Write out the listing below exactly, and omit any images you find in it.
Start of Input material
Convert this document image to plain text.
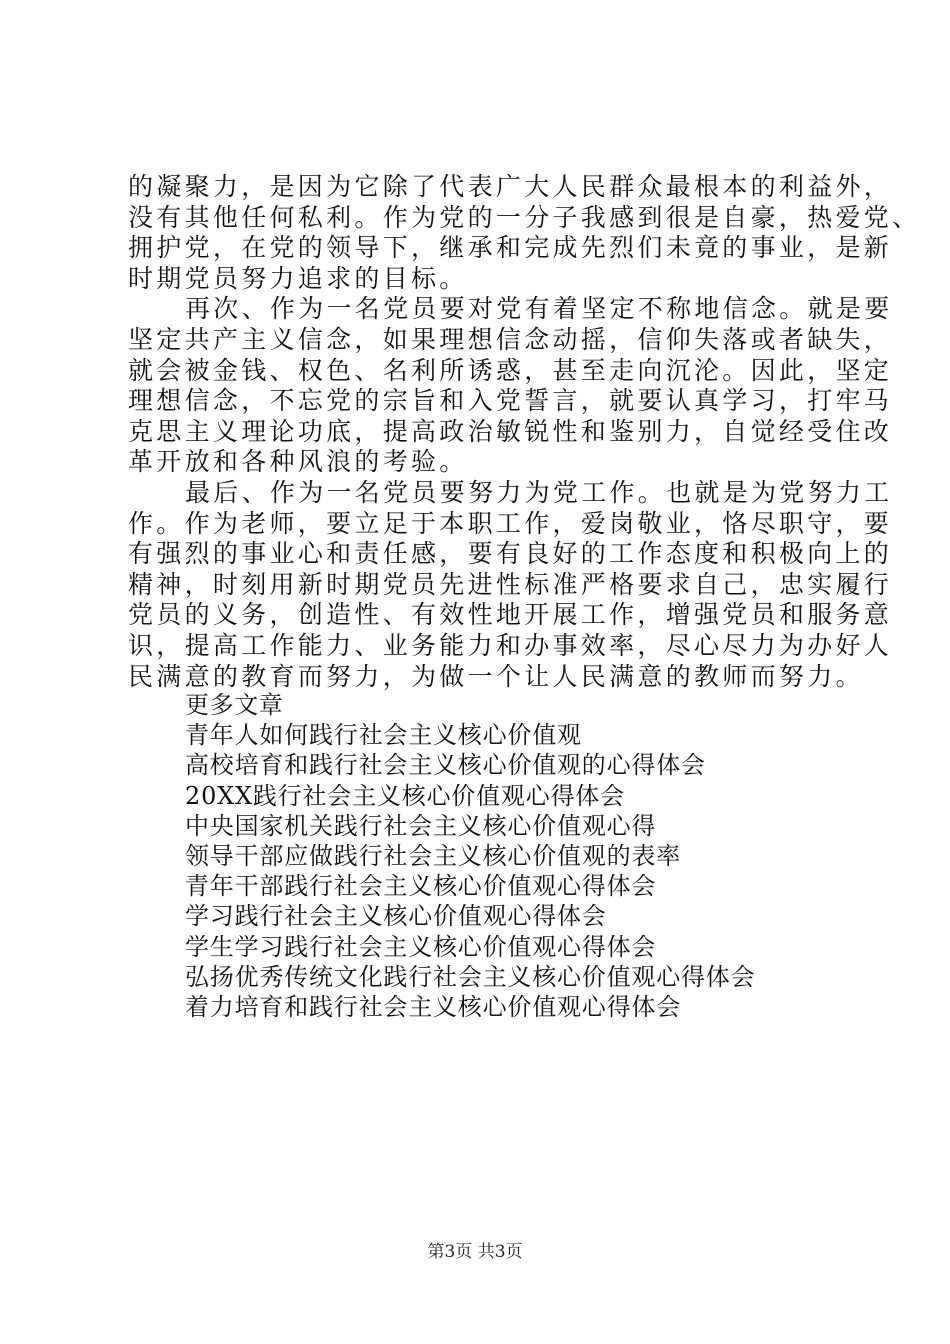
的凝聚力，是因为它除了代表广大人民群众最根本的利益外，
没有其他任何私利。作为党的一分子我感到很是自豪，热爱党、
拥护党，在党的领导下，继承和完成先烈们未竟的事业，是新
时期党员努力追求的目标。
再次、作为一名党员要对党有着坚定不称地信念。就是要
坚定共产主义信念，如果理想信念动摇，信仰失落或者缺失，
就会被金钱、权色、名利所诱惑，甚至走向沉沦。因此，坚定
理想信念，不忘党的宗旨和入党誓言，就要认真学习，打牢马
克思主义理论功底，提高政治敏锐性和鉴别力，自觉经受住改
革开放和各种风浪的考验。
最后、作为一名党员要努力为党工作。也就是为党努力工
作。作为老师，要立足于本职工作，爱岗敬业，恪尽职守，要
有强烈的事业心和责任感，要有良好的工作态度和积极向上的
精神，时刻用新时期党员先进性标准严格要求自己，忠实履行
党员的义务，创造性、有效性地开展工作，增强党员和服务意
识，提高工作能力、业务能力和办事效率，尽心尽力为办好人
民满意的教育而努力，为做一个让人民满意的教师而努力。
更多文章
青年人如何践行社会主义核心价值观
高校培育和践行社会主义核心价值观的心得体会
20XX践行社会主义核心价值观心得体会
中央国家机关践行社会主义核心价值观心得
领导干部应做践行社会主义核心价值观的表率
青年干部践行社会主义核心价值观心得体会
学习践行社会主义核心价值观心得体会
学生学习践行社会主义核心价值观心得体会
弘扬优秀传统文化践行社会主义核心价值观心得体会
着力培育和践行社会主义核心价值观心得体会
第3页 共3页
End of Input material
:: Exercise answer ::
Convert this document image to plain text.
的凝聚力，是因为它除了代表广大人民群众最根本的利益外，
没有其他任何私利。作为党的一分子我感到很是自豪，热爱党、
拥护党，在党的领导下，继承和完成先烈们未竟的事业，是新
时期党员努力追求的目标。
再次、作为一名党员要对党有着坚定不称地信念。就是要
坚定共产主义信念，如果理想信念动摇，信仰失落或者缺失，
就会被金钱、权色、名利所诱惑，甚至走向沉沦。因此，坚定
理想信念，不忘党的宗旨和入党誓言，就要认真学习，打牢马
克思主义理论功底，提高政治敏锐性和鉴别力，自觉经受住改
革开放和各种风浪的考验。
最后、作为一名党员要努力为党工作。也就是为党努力工
作。作为老师，要立足于本职工作，爱岗敬业，恪尽职守，要
有强烈的事业心和责任感，要有良好的工作态度和积极向上的
精神，时刻用新时期党员先进性标准严格要求自己，忠实履行
党员的义务，创造性、有效性地开展工作，增强党员和服务意
识，提高工作能力、业务能力和办事效率，尽心尽力为办好人
民满意的教育而努力，为做一个让人民满意的教师而努力。
更多文章
青年人如何践行社会主义核心价值观
高校培育和践行社会主义核心价值观的心得体会
20XX践行社会主义核心价值观心得体会
中央国家机关践行社会主义核心价值观心得
领导干部应做践行社会主义核心价值观的表率
青年干部践行社会主义核心价值观心得体会
学习践行社会主义核心价值观心得体会
学生学习践行社会主义核心价值观心得体会
弘扬优秀传统文化践行社会主义核心价值观心得体会
着力培育和践行社会主义核心价值观心得体会
第3页 共3页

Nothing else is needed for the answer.